__Problem to solve__.
List each line in which the string "Операторы" appears.

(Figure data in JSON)
==*==

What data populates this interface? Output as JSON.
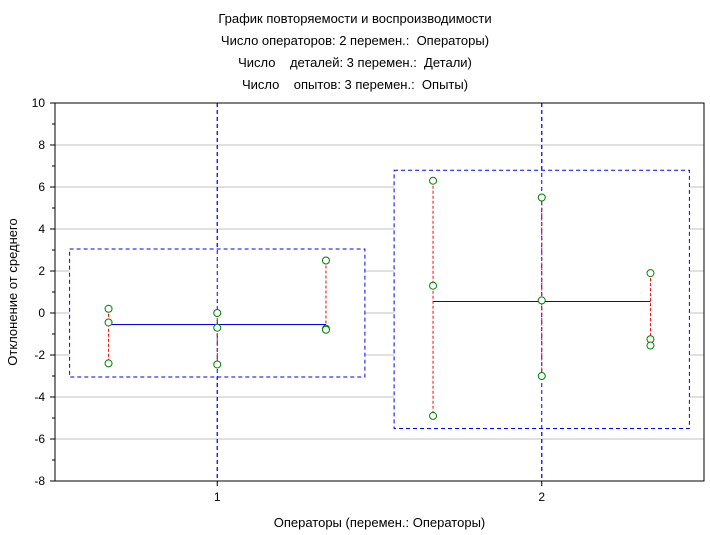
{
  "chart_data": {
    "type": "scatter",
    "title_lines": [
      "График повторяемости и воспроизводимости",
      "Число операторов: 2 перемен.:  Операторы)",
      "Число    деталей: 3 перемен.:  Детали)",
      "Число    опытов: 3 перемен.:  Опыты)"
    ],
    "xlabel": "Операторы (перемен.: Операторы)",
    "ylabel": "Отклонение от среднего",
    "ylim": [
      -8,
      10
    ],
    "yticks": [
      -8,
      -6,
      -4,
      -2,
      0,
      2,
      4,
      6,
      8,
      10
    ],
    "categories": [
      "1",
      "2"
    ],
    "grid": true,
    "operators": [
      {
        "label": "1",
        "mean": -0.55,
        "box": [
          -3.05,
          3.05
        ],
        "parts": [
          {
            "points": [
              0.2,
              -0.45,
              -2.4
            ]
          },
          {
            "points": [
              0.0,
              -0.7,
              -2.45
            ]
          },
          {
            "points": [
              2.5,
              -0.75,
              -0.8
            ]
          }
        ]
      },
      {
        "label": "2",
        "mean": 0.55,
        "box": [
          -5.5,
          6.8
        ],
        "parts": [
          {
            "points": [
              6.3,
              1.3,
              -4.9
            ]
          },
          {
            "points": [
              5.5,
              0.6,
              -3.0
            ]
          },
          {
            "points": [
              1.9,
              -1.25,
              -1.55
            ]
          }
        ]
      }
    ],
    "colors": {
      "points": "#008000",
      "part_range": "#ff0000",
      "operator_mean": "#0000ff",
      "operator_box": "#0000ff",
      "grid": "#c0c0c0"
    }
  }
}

==*==

__Output__.
      "Число операторов: 2 перемен.:  Операторы)",
    "xlabel": "Операторы (перемен.: Операторы)",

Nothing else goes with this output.